GIVEN ENTRIES →
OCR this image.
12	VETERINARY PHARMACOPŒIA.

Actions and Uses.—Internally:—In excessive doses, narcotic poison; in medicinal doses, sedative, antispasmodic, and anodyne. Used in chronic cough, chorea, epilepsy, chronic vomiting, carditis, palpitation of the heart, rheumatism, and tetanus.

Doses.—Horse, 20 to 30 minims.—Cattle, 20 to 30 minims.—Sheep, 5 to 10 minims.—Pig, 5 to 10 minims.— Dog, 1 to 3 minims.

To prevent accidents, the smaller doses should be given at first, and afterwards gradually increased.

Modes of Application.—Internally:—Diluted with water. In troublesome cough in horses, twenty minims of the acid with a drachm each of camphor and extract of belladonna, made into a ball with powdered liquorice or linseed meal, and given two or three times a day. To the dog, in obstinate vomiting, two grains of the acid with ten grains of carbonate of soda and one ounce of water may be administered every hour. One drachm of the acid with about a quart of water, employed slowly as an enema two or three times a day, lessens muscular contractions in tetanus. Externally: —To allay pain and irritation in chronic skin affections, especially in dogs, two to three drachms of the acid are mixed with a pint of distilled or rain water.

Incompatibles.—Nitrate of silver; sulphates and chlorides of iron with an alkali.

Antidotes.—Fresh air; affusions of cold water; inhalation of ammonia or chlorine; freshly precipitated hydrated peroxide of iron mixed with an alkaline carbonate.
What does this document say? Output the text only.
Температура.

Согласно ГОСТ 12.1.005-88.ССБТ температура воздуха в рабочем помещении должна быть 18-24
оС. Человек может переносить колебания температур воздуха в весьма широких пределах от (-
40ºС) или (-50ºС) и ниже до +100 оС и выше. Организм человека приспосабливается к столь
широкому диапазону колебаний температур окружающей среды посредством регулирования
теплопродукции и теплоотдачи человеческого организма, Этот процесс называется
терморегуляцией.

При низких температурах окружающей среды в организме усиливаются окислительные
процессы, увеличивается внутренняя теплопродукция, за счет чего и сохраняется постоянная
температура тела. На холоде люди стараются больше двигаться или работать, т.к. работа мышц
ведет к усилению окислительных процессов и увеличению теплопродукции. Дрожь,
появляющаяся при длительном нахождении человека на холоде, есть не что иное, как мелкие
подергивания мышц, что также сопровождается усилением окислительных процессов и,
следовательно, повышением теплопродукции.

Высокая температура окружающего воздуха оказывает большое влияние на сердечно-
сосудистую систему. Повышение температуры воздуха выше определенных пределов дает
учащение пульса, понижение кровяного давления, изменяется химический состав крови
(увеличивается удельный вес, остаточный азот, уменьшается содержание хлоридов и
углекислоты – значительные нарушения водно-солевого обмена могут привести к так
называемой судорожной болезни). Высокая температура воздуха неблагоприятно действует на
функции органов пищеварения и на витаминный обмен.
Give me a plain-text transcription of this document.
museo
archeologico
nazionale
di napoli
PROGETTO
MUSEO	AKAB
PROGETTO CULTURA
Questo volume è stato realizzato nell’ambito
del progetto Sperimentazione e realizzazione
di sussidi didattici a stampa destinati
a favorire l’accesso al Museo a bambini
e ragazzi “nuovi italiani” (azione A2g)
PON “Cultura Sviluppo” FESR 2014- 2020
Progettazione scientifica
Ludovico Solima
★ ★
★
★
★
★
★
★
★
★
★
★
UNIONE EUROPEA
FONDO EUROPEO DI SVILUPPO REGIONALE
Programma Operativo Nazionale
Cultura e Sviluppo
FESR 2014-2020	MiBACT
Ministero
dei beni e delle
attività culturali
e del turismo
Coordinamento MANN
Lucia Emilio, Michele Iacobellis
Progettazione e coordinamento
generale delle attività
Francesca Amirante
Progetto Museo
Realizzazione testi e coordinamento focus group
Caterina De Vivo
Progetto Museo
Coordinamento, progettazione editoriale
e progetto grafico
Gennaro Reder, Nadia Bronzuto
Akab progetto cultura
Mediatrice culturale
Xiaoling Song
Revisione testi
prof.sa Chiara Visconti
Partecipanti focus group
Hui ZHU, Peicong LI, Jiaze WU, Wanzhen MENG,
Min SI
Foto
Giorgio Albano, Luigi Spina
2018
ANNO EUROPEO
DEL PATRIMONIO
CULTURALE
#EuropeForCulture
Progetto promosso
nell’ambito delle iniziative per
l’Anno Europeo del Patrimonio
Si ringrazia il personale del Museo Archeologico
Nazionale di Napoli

WHAT IS NEEDED → Reproduce each entry from the records above, character for character.

EXPECTED OUTPUT →
OCR this image.
12	VETERINARY PHARMACOPŒIA.

Actions and Uses.—Internally:—In excessive doses, narcotic poison; in medicinal doses, sedative, antispasmodic, and anodyne. Used in chronic cough, chorea, epilepsy, chronic vomiting, carditis, palpitation of the heart, rheumatism, and tetanus.

Doses.—Horse, 20 to 30 minims.—Cattle, 20 to 30 minims.—Sheep, 5 to 10 minims.—Pig, 5 to 10 minims.— Dog, 1 to 3 minims.

To prevent accidents, the smaller doses should be given at first, and afterwards gradually increased.

Modes of Application.—Internally:—Diluted with water. In troublesome cough in horses, twenty minims of the acid with a drachm each of camphor and extract of belladonna, made into a ball with powdered liquorice or linseed meal, and given two or three times a day. To the dog, in obstinate vomiting, two grains of the acid with ten grains of carbonate of soda and one ounce of water may be administered every hour. One drachm of the acid with about a quart of water, employed slowly as an enema two or three times a day, lessens muscular contractions in tetanus. Externally: —To allay pain and irritation in chronic skin affections, especially in dogs, two to three drachms of the acid are mixed with a pint of distilled or rain water.

Incompatibles.—Nitrate of silver; sulphates and chlorides of iron with an alkali.

Antidotes.—Fresh air; affusions of cold water; inhalation of ammonia or chlorine; freshly precipitated hydrated peroxide of iron mixed with an alkaline carbonate.
What does this document say? Output the text only.
Температура.

Согласно ГОСТ 12.1.005-88.ССБТ температура воздуха в рабочем помещении должна быть 18-24
оС. Человек может переносить колебания температур воздуха в весьма широких пределах от (-
40ºС) или (-50ºС) и ниже до +100 оС и выше. Организм человека приспосабливается к столь
широкому диапазону колебаний температур окружающей среды посредством регулирования
теплопродукции и теплоотдачи человеческого организма, Этот процесс называется
терморегуляцией.

При низких температурах окружающей среды в организме усиливаются окислительные
процессы, увеличивается внутренняя теплопродукция, за счет чего и сохраняется постоянная
температура тела. На холоде люди стараются больше двигаться или работать, т.к. работа мышц
ведет к усилению окислительных процессов и увеличению теплопродукции. Дрожь,
появляющаяся при длительном нахождении человека на холоде, есть не что иное, как мелкие
подергивания мышц, что также сопровождается усилением окислительных процессов и,
следовательно, повышением теплопродукции.

Высокая температура окружающего воздуха оказывает большое влияние на сердечно-
сосудистую систему. Повышение температуры воздуха выше определенных пределов дает
учащение пульса, понижение кровяного давления, изменяется химический состав крови
(увеличивается удельный вес, остаточный азот, уменьшается содержание хлоридов и
углекислоты – значительные нарушения водно-солевого обмена могут привести к так
называемой судорожной болезни). Высокая температура воздуха неблагоприятно действует на
функции органов пищеварения и на витаминный обмен.
Give me a plain-text transcription of this document.
museo
archeologico
nazionale
di napoli
PROGETTO
MUSEO	AKAB
PROGETTO CULTURA
Questo volume è stato realizzato nell’ambito
del progetto Sperimentazione e realizzazione
di sussidi didattici a stampa destinati
a favorire l’accesso al Museo a bambini
e ragazzi “nuovi italiani” (azione A2g)
PON “Cultura Sviluppo” FESR 2014- 2020
Progettazione scientifica
Ludovico Solima
★ ★
★
★
★
★
★
★
★
★
★
★
UNIONE EUROPEA
FONDO EUROPEO DI SVILUPPO REGIONALE
Programma Operativo Nazionale
Cultura e Sviluppo
FESR 2014-2020	MiBACT
Ministero
dei beni e delle
attività culturali
e del turismo
Coordinamento MANN
Lucia Emilio, Michele Iacobellis
Progettazione e coordinamento
generale delle attività
Francesca Amirante
Progetto Museo
Realizzazione testi e coordinamento focus group
Caterina De Vivo
Progetto Museo
Coordinamento, progettazione editoriale
e progetto grafico
Gennaro Reder, Nadia Bronzuto
Akab progetto cultura
Mediatrice culturale
Xiaoling Song
Revisione testi
prof.sa Chiara Visconti
Partecipanti focus group
Hui ZHU, Peicong LI, Jiaze WU, Wanzhen MENG,
Min SI
Foto
Giorgio Albano, Luigi Spina
2018
ANNO EUROPEO
DEL PATRIMONIO
CULTURALE
#EuropeForCulture
Progetto promosso
nell’ambito delle iniziative per
l’Anno Europeo del Patrimonio
Si ringrazia il personale del Museo Archeologico
Nazionale di Napoli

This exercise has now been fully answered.